▶ PROMPT
Restate word for word the lines from the one containing "Output a JSON" through the end of the listing below, with both ends included.

Chart and figure data:
=======
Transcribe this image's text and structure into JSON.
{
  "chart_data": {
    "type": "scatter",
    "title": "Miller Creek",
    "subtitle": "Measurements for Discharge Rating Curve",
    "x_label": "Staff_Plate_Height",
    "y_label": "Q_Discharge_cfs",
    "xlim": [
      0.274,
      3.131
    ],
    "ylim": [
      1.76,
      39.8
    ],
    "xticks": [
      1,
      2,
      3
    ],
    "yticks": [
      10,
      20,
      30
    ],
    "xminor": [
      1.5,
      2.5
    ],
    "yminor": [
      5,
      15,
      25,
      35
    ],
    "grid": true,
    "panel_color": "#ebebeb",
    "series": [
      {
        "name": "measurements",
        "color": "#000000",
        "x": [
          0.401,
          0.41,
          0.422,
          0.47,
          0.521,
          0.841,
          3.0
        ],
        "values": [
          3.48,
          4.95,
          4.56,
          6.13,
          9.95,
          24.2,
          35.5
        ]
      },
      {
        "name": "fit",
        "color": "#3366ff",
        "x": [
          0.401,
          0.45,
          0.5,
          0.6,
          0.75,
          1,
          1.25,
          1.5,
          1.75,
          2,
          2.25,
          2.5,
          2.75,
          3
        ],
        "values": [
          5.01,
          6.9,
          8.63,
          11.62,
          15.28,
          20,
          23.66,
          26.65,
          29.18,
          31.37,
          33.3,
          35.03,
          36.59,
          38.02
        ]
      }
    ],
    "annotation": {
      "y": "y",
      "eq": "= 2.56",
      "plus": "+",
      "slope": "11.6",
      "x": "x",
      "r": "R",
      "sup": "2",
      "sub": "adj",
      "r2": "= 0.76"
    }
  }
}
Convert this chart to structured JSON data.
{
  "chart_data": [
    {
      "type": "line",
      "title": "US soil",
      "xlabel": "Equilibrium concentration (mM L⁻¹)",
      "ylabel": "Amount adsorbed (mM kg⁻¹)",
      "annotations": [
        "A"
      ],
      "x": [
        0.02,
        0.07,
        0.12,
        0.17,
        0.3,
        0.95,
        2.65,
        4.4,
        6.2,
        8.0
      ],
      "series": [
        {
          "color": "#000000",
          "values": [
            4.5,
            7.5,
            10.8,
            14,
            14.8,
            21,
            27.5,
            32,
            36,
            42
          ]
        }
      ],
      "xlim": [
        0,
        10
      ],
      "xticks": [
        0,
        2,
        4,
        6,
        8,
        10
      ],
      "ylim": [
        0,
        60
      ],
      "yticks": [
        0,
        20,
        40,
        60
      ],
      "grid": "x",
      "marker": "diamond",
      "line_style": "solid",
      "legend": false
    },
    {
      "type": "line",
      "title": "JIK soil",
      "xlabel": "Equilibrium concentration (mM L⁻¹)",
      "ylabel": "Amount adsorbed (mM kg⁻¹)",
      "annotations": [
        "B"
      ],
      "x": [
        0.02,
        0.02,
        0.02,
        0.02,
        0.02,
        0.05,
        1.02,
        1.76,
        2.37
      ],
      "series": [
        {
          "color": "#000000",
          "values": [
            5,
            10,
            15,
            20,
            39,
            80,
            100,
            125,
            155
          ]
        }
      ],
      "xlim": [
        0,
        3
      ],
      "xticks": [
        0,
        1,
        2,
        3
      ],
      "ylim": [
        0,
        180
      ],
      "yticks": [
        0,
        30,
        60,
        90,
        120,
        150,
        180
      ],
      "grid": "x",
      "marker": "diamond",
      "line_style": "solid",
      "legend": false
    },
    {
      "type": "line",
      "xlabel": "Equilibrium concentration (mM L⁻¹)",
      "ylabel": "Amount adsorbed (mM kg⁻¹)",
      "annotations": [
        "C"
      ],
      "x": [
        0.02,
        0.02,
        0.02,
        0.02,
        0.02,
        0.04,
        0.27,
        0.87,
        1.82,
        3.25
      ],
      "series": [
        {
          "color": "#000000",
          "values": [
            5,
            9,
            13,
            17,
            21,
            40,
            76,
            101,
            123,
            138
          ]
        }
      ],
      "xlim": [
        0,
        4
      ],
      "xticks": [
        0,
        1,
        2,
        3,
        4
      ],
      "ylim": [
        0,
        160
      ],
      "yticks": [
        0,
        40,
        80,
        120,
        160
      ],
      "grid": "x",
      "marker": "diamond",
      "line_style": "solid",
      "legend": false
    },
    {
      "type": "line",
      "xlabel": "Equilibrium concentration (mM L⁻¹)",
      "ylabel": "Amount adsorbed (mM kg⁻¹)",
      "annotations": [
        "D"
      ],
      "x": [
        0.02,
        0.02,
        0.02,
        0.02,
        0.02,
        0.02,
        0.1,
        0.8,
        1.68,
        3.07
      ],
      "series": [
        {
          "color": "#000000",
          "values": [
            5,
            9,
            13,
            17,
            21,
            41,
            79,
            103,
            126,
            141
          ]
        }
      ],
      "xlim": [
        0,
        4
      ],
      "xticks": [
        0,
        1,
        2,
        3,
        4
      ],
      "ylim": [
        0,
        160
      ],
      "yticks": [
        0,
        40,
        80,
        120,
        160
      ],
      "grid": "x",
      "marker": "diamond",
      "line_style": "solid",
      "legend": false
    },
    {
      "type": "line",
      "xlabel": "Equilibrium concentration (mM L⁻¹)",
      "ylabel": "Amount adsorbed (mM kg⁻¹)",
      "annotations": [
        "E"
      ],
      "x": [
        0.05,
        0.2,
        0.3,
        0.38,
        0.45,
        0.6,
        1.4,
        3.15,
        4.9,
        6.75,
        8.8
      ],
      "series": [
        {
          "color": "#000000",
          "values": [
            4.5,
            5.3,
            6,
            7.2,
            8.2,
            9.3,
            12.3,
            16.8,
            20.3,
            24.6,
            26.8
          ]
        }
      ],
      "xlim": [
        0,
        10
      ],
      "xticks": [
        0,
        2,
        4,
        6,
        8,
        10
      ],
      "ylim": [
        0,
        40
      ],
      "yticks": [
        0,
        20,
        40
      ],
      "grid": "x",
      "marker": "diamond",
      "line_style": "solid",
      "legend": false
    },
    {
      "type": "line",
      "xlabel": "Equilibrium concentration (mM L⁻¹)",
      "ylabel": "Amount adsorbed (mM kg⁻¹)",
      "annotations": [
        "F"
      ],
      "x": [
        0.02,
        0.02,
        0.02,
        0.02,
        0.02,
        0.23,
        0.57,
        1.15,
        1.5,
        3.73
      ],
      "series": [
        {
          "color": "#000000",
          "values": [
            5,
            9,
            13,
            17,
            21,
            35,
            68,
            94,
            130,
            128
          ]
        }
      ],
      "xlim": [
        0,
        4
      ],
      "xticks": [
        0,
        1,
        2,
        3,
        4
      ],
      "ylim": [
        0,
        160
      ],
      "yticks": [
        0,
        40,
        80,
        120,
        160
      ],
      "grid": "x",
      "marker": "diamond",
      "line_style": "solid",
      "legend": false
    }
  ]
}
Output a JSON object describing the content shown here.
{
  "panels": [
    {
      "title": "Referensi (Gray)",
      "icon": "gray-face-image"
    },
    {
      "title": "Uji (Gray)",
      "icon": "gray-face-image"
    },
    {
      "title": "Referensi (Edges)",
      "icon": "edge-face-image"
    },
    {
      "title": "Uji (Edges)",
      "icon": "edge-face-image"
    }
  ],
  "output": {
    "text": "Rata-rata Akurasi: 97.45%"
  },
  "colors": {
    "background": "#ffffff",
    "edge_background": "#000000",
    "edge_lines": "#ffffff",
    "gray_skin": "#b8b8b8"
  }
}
=======
▶ EXERCISE SOLUTION
Output a JSON object describing the content shown here.
{
  "panels": [
    {
      "title": "Referensi (Gray)",
      "icon": "gray-face-image"
    },
    {
      "title": "Uji (Gray)",
      "icon": "gray-face-image"
    },
    {
      "title": "Referensi (Edges)",
      "icon": "edge-face-image"
    },
    {
      "title": "Uji (Edges)",
      "icon": "edge-face-image"
    }
  ],
  "output": {
    "text": "Rata-rata Akurasi: 97.45%"
  },
  "colors": {
    "background": "#ffffff",
    "edge_background": "#000000",
    "edge_lines": "#ffffff",
    "gray_skin": "#b8b8b8"
  }
}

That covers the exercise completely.